● Your objective
Please extract, unchanged, the part of the listing that opens with its first line and closes with the line containing "intro-text: Play back", and nothing else.
>> START Recorded information
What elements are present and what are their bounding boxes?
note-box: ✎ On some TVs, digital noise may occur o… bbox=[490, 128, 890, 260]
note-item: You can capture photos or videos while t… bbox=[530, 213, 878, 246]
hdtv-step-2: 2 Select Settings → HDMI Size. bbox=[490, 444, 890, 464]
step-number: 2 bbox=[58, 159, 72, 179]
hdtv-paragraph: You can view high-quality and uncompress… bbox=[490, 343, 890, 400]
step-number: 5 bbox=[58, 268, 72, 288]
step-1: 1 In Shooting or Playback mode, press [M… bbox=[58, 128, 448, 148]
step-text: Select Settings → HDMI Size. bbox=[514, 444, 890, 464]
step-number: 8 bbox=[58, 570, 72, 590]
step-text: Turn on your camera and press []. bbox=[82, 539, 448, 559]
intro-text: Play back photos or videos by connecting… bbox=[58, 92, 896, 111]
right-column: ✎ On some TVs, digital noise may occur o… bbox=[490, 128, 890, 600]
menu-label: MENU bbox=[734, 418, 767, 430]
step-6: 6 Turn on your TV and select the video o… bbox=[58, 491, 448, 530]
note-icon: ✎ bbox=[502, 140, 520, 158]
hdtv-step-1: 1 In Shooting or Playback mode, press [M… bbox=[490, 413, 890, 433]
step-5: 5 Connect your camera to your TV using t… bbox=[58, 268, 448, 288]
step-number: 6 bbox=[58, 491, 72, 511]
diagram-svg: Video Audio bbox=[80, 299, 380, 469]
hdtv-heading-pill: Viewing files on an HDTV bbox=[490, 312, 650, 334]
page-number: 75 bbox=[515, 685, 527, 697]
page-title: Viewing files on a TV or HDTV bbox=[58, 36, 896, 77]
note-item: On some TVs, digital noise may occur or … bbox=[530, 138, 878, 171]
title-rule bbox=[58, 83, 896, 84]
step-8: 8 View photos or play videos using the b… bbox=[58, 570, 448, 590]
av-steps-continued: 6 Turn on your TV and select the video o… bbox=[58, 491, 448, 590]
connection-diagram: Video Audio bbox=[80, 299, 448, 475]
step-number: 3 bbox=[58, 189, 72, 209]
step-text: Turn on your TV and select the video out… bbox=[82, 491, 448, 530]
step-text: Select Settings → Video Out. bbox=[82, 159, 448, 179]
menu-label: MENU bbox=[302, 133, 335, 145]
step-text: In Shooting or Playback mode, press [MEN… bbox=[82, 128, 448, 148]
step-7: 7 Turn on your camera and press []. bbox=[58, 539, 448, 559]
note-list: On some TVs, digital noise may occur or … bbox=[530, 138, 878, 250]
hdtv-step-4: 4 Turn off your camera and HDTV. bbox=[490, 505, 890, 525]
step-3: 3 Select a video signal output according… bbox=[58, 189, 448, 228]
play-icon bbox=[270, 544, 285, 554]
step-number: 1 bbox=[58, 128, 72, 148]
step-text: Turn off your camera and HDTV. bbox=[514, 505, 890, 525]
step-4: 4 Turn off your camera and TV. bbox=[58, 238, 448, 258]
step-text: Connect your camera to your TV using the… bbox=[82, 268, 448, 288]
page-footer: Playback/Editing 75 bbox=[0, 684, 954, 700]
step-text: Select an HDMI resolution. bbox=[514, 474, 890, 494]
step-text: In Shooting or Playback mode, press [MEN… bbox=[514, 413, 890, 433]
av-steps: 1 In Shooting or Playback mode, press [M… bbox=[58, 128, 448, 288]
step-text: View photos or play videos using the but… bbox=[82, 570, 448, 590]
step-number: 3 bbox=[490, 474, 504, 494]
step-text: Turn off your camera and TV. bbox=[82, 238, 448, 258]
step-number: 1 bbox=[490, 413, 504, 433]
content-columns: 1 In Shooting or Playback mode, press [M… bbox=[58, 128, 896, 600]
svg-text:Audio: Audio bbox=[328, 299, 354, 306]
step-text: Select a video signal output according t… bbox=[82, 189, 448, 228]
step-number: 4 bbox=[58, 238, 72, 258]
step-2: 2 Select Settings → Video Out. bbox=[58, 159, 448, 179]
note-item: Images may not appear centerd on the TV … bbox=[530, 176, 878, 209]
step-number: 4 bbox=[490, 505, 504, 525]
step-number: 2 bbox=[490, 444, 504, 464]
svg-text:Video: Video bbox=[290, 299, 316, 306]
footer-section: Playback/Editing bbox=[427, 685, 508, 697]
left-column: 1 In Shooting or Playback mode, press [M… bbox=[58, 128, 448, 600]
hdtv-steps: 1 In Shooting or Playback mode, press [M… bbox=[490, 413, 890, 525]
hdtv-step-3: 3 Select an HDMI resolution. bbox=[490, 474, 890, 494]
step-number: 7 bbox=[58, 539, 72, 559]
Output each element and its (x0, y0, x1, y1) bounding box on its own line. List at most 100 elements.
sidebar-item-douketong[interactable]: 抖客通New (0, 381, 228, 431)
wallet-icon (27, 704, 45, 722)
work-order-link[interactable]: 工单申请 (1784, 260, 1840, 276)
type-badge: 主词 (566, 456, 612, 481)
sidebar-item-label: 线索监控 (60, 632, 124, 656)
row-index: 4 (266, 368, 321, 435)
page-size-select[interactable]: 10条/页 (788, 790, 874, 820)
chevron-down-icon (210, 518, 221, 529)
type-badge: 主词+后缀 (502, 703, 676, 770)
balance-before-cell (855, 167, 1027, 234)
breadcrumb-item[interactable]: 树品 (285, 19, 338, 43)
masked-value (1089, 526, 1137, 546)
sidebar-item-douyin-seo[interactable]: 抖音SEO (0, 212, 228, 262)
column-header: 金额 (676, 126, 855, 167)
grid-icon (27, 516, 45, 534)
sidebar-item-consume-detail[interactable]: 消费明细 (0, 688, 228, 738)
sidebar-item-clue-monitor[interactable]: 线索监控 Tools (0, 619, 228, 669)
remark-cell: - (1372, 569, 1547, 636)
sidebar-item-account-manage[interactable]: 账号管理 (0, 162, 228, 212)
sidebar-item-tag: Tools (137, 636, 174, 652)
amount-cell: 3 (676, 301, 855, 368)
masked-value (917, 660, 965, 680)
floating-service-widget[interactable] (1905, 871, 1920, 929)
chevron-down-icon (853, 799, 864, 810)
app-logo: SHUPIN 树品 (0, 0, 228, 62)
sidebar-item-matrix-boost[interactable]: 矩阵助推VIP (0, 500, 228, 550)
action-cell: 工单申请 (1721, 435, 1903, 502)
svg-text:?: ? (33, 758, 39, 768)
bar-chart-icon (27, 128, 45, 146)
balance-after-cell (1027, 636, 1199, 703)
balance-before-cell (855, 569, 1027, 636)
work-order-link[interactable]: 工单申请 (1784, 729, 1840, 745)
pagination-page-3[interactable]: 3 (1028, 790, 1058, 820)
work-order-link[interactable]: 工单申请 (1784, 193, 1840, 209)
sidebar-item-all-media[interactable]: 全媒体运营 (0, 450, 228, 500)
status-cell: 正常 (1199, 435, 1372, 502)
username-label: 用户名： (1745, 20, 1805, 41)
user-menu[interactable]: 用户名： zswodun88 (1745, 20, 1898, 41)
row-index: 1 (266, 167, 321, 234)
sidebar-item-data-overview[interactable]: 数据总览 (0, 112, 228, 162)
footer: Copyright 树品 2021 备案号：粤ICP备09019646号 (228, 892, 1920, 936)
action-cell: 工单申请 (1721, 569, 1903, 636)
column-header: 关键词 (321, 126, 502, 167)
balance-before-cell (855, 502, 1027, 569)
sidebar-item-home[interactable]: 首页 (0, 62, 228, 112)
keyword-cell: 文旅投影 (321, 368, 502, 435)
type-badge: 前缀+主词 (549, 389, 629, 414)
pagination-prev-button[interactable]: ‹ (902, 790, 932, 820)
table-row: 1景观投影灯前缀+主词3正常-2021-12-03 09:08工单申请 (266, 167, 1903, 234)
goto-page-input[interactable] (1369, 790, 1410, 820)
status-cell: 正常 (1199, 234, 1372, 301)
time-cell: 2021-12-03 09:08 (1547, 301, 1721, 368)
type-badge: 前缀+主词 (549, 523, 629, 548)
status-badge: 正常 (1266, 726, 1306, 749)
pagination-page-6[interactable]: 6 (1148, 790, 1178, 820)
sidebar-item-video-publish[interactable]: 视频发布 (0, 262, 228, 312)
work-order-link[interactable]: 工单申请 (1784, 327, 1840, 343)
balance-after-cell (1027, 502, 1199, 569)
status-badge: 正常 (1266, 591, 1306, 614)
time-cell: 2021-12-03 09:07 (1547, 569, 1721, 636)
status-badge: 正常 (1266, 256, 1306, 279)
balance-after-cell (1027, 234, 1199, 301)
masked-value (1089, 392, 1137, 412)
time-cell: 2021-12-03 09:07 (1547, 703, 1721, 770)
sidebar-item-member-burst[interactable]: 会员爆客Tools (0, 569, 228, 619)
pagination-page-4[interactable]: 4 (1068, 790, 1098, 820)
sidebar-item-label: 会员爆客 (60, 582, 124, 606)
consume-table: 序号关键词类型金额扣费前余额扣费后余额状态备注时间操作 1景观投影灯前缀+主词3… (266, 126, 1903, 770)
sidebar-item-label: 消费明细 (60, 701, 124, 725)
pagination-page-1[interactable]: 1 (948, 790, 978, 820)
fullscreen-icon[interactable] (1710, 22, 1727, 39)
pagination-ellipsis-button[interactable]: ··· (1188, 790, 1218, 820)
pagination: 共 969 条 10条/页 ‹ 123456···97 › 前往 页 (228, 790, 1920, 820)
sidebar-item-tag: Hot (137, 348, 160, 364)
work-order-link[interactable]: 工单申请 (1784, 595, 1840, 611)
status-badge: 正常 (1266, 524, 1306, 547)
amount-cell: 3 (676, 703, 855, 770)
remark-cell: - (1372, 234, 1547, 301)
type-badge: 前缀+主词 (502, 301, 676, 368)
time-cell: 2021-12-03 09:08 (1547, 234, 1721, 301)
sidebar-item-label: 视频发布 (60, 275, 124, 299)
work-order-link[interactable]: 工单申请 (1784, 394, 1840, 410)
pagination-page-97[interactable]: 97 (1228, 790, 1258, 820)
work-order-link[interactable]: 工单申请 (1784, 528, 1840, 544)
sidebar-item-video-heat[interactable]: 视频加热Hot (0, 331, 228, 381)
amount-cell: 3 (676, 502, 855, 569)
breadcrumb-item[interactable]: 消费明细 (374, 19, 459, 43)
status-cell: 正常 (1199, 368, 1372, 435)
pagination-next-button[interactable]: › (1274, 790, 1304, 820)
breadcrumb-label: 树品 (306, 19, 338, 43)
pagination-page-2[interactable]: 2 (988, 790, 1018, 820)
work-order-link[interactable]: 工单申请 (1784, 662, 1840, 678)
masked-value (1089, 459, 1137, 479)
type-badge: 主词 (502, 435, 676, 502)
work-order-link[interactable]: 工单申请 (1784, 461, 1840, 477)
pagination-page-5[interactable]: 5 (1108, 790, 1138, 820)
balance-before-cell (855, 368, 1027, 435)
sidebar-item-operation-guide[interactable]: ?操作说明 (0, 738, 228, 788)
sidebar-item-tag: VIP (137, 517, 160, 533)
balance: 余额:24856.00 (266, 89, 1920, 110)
>> END Recorded information
● Written reply
What elements are present and what are their bounding boxes?
note-box: ✎ On some TVs, digital noise may occur o… bbox=[490, 128, 890, 260]
note-item: You can capture photos or videos while t… bbox=[530, 213, 878, 246]
hdtv-step-2: 2 Select Settings → HDMI Size. bbox=[490, 444, 890, 464]
step-number: 2 bbox=[58, 159, 72, 179]
hdtv-paragraph: You can view high-quality and uncompress… bbox=[490, 343, 890, 400]
step-number: 5 bbox=[58, 268, 72, 288]
step-1: 1 In Shooting or Playback mode, press [M… bbox=[58, 128, 448, 148]
step-text: Select Settings → HDMI Size. bbox=[514, 444, 890, 464]
step-number: 8 bbox=[58, 570, 72, 590]
step-text: Turn on your camera and press []. bbox=[82, 539, 448, 559]
intro-text: Play back photos or videos by connecting… bbox=[58, 92, 896, 111]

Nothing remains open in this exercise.